>> Begin INPUT MATERIAL
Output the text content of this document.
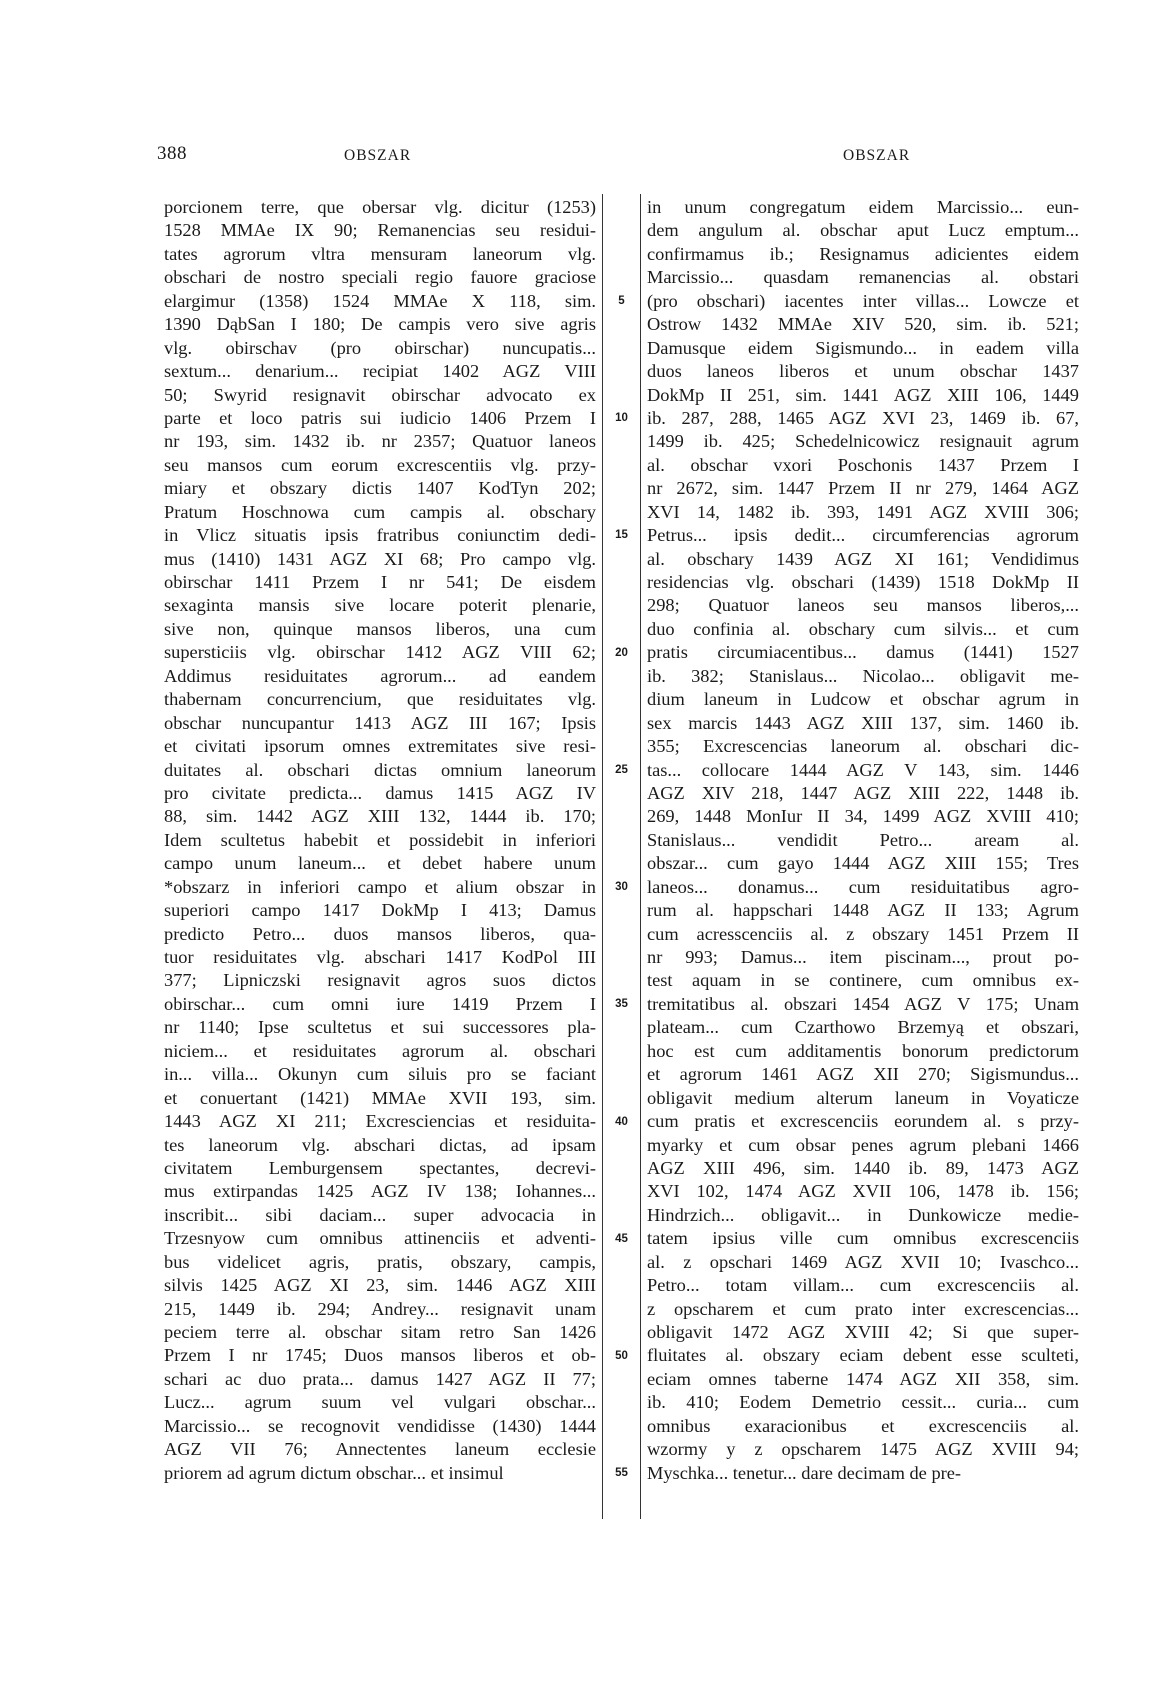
388	OBSZAR	OBSZAR
porcionem terre, que obersar vlg. dicitur (1253)
1528 MMAe IX 90; Remanencias seu residui-
tates agrorum vltra mensuram laneorum vlg.
obschari de nostro speciali regio fauore graciose
elargimur (1358) 1524 MMAe X 118, sim.
1390 DąbSan I 180; De campis vero sive agris
vlg. obirschav (pro obirschar) nuncupatis...
sextum... denarium... recipiat 1402 AGZ VIII
50; Swyrid resignavit obirschar advocato ex
parte et loco patris sui iudicio 1406 Przem I
nr 193, sim. 1432 ib. nr 2357; Quatuor laneos
seu mansos cum eorum excrescentiis vlg. przy-
miary et obszary dictis 1407 KodTyn 202;
Pratum Hoschnowa cum campis al. obschary
in Vlicz situatis ipsis fratribus coniunctim dedi-
mus (1410) 1431 AGZ XI 68; Pro campo vlg.
obirschar 1411 Przem I nr 541; De eisdem
sexaginta mansis sive locare poterit plenarie,
sive non, quinque mansos liberos, una cum
supersticiis vlg. obirschar 1412 AGZ VIII 62;
Addimus residuitates agrorum... ad eandem
thabernam concurrencium, que residuitates vlg.
obschar nuncupantur 1413 AGZ III 167; Ipsis
et civitati ipsorum omnes extremitates sive resi-
duitates al. obschari dictas omnium laneorum
pro civitate predicta... damus 1415 AGZ IV
88, sim. 1442 AGZ XIII 132, 1444 ib. 170;
Idem scultetus habebit et possidebit in inferiori
campo unum laneum... et debet habere unum
*obszarz in inferiori campo et alium obszar in
superiori campo 1417 DokMp I 413; Damus
predicto Petro... duos mansos liberos, qua-
tuor residuitates vlg. abschari 1417 KodPol III
377; Lipniczski resignavit agros suos dictos
obirschar... cum omni iure 1419 Przem I
nr 1140; Ipse scultetus et sui successores pla-
niciem... et residuitates agrorum al. obschari
in... villa... Okunyn cum siluis pro se faciant
et conuertant (1421) MMAe XVII 193, sim.
1443 AGZ XI 211; Excresciencias et residuita-
tes laneorum vlg. abschari dictas, ad ipsam
civitatem Lemburgensem spectantes, decrevi-
mus extirpandas 1425 AGZ IV 138; Iohannes...
inscribit... sibi daciam... super advocacia in
Trzesnyow cum omnibus attinenciis et adventi-
bus videlicet agris, pratis, obszary, campis,
silvis 1425 AGZ XI 23, sim. 1446 AGZ XIII
215, 1449 ib. 294; Andrey... resignavit unam
peciem terre al. obschar sitam retro San 1426
Przem I nr 1745; Duos mansos liberos et ob-
schari ac duo prata... damus 1427 AGZ II 77;
Lucz... agrum suum vel vulgari obschar...
Marcissio... se recognovit vendidisse (1430) 1444
AGZ VII 76; Annectentes laneum ecclesie
priorem ad agrum dictum obschar... et insimul
5
10
15
20
25
30
35
40
45
50
55
in unum congregatum eidem Marcissio... eun-
dem angulum al. obschar aput Lucz emptum...
confirmamus ib.; Resignamus adicientes eidem
Marcissio... quasdam remanencias al. obstari
(pro obschari) iacentes inter villas... Lowcze et
Ostrow 1432 MMAe XIV 520, sim. ib. 521;
Damusque eidem Sigismundo... in eadem villa
duos laneos liberos et unum obschar 1437
DokMp II 251, sim. 1441 AGZ XIII 106, 1449
ib. 287, 288, 1465 AGZ XVI 23, 1469 ib. 67,
1499 ib. 425; Schedelnicowicz resignauit agrum
al. obschar vxori Poschonis 1437 Przem I
nr 2672, sim. 1447 Przem II nr 279, 1464 AGZ
XVI 14, 1482 ib. 393, 1491 AGZ XVIII 306;
Petrus... ipsis dedit... circumferencias agrorum
al. obschary 1439 AGZ XI 161; Vendidimus
residencias vlg. obschari (1439) 1518 DokMp II
298; Quatuor laneos seu mansos liberos,...
duo confinia al. obschary cum silvis... et cum
pratis circumiacentibus... damus (1441) 1527
ib. 382; Stanislaus... Nicolao... obligavit me-
dium laneum in Ludcow et obschar agrum in
sex marcis 1443 AGZ XIII 137, sim. 1460 ib.
355; Excrescencias laneorum al. obschari dic-
tas... collocare 1444 AGZ V 143, sim. 1446
AGZ XIV 218, 1447 AGZ XIII 222, 1448 ib.
269, 1448 MonIur II 34, 1499 AGZ XVIII 410;
Stanislaus... vendidit Petro... aream al.
obszar... cum gayo 1444 AGZ XIII 155; Tres
laneos... donamus... cum residuitatibus agro-
rum al. happschari 1448 AGZ II 133; Agrum
cum acresscenciis al. z obszary 1451 Przem II
nr 993; Damus... item piscinam..., prout po-
test aquam in se continere, cum omnibus ex-
tremitatibus al. obszari 1454 AGZ V 175; Unam
plateam... cum Czarthowo Brzemyą et obszari,
hoc est cum additamentis bonorum predictorum
et agrorum 1461 AGZ XII 270; Sigismundus...
obligavit medium alterum laneum in Voyaticze
cum pratis et excrescenciis eorundem al. s przy-
myarky et cum obsar penes agrum plebani 1466
AGZ XIII 496, sim. 1440 ib. 89, 1473 AGZ
XVI 102, 1474 AGZ XVII 106, 1478 ib. 156;
Hindrzich... obligavit... in Dunkowicze medie-
tatem ipsius ville cum omnibus excrescenciis
al. z opschari 1469 AGZ XVII 10; Ivaschco...
Petro... totam villam... cum excrescenciis al.
z opscharem et cum prato inter excrescencias...
obligavit 1472 AGZ XVIII 42; Si que super-
fluitates al. obszary eciam debent esse sculteti,
eciam omnes taberne 1474 AGZ XII 358, sim.
ib. 410; Eodem Demetrio cessit... curia... cum
omnibus exaracionibus et excrescenciis al.
wzormy y z opscharem 1475 AGZ XVIII 94;
Myschka... tenetur... dare decimam de pre-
>> End INPUT MATERIAL
▸ **EXERCISE**
Retype each line of the listing above word for word. Exclude the pictures.

▸ **EXPECTED OUTPUT**
Output the text content of this document.
388	OBSZAR	OBSZAR
porcionem terre, que obersar vlg. dicitur (1253)
1528 MMAe IX 90; Remanencias seu residui-
tates agrorum vltra mensuram laneorum vlg.
obschari de nostro speciali regio fauore graciose
elargimur (1358) 1524 MMAe X 118, sim.
1390 DąbSan I 180; De campis vero sive agris
vlg. obirschav (pro obirschar) nuncupatis...
sextum... denarium... recipiat 1402 AGZ VIII
50; Swyrid resignavit obirschar advocato ex
parte et loco patris sui iudicio 1406 Przem I
nr 193, sim. 1432 ib. nr 2357; Quatuor laneos
seu mansos cum eorum excrescentiis vlg. przy-
miary et obszary dictis 1407 KodTyn 202;
Pratum Hoschnowa cum campis al. obschary
in Vlicz situatis ipsis fratribus coniunctim dedi-
mus (1410) 1431 AGZ XI 68; Pro campo vlg.
obirschar 1411 Przem I nr 541; De eisdem
sexaginta mansis sive locare poterit plenarie,
sive non, quinque mansos liberos, una cum
supersticiis vlg. obirschar 1412 AGZ VIII 62;
Addimus residuitates agrorum... ad eandem
thabernam concurrencium, que residuitates vlg.
obschar nuncupantur 1413 AGZ III 167; Ipsis
et civitati ipsorum omnes extremitates sive resi-
duitates al. obschari dictas omnium laneorum
pro civitate predicta... damus 1415 AGZ IV
88, sim. 1442 AGZ XIII 132, 1444 ib. 170;
Idem scultetus habebit et possidebit in inferiori
campo unum laneum... et debet habere unum
*obszarz in inferiori campo et alium obszar in
superiori campo 1417 DokMp I 413; Damus
predicto Petro... duos mansos liberos, qua-
tuor residuitates vlg. abschari 1417 KodPol III
377; Lipniczski resignavit agros suos dictos
obirschar... cum omni iure 1419 Przem I
nr 1140; Ipse scultetus et sui successores pla-
niciem... et residuitates agrorum al. obschari
in... villa... Okunyn cum siluis pro se faciant
et conuertant (1421) MMAe XVII 193, sim.
1443 AGZ XI 211; Excresciencias et residuita-
tes laneorum vlg. abschari dictas, ad ipsam
civitatem Lemburgensem spectantes, decrevi-
mus extirpandas 1425 AGZ IV 138; Iohannes...
inscribit... sibi daciam... super advocacia in
Trzesnyow cum omnibus attinenciis et adventi-
bus videlicet agris, pratis, obszary, campis,
silvis 1425 AGZ XI 23, sim. 1446 AGZ XIII
215, 1449 ib. 294; Andrey... resignavit unam
peciem terre al. obschar sitam retro San 1426
Przem I nr 1745; Duos mansos liberos et ob-
schari ac duo prata... damus 1427 AGZ II 77;
Lucz... agrum suum vel vulgari obschar...
Marcissio... se recognovit vendidisse (1430) 1444
AGZ VII 76; Annectentes laneum ecclesie
priorem ad agrum dictum obschar... et insimul
5
10
15
20
25
30
35
40
45
50
55
in unum congregatum eidem Marcissio... eun-
dem angulum al. obschar aput Lucz emptum...
confirmamus ib.; Resignamus adicientes eidem
Marcissio... quasdam remanencias al. obstari
(pro obschari) iacentes inter villas... Lowcze et
Ostrow 1432 MMAe XIV 520, sim. ib. 521;
Damusque eidem Sigismundo... in eadem villa
duos laneos liberos et unum obschar 1437
DokMp II 251, sim. 1441 AGZ XIII 106, 1449
ib. 287, 288, 1465 AGZ XVI 23, 1469 ib. 67,
1499 ib. 425; Schedelnicowicz resignauit agrum
al. obschar vxori Poschonis 1437 Przem I
nr 2672, sim. 1447 Przem II nr 279, 1464 AGZ
XVI 14, 1482 ib. 393, 1491 AGZ XVIII 306;
Petrus... ipsis dedit... circumferencias agrorum
al. obschary 1439 AGZ XI 161; Vendidimus
residencias vlg. obschari (1439) 1518 DokMp II
298; Quatuor laneos seu mansos liberos,...
duo confinia al. obschary cum silvis... et cum
pratis circumiacentibus... damus (1441) 1527
ib. 382; Stanislaus... Nicolao... obligavit me-
dium laneum in Ludcow et obschar agrum in
sex marcis 1443 AGZ XIII 137, sim. 1460 ib.
355; Excrescencias laneorum al. obschari dic-
tas... collocare 1444 AGZ V 143, sim. 1446
AGZ XIV 218, 1447 AGZ XIII 222, 1448 ib.
269, 1448 MonIur II 34, 1499 AGZ XVIII 410;
Stanislaus... vendidit Petro... aream al.
obszar... cum gayo 1444 AGZ XIII 155; Tres
laneos... donamus... cum residuitatibus agro-
rum al. happschari 1448 AGZ II 133; Agrum
cum acresscenciis al. z obszary 1451 Przem II
nr 993; Damus... item piscinam..., prout po-
test aquam in se continere, cum omnibus ex-
tremitatibus al. obszari 1454 AGZ V 175; Unam
plateam... cum Czarthowo Brzemyą et obszari,
hoc est cum additamentis bonorum predictorum
et agrorum 1461 AGZ XII 270; Sigismundus...
obligavit medium alterum laneum in Voyaticze
cum pratis et excrescenciis eorundem al. s przy-
myarky et cum obsar penes agrum plebani 1466
AGZ XIII 496, sim. 1440 ib. 89, 1473 AGZ
XVI 102, 1474 AGZ XVII 106, 1478 ib. 156;
Hindrzich... obligavit... in Dunkowicze medie-
tatem ipsius ville cum omnibus excrescenciis
al. z opschari 1469 AGZ XVII 10; Ivaschco...
Petro... totam villam... cum excrescenciis al.
z opscharem et cum prato inter excrescencias...
obligavit 1472 AGZ XVIII 42; Si que super-
fluitates al. obszary eciam debent esse sculteti,
eciam omnes taberne 1474 AGZ XII 358, sim.
ib. 410; Eodem Demetrio cessit... curia... cum
omnibus exaracionibus et excrescenciis al.
wzormy y z opscharem 1475 AGZ XVIII 94;
Myschka... tenetur... dare decimam de pre-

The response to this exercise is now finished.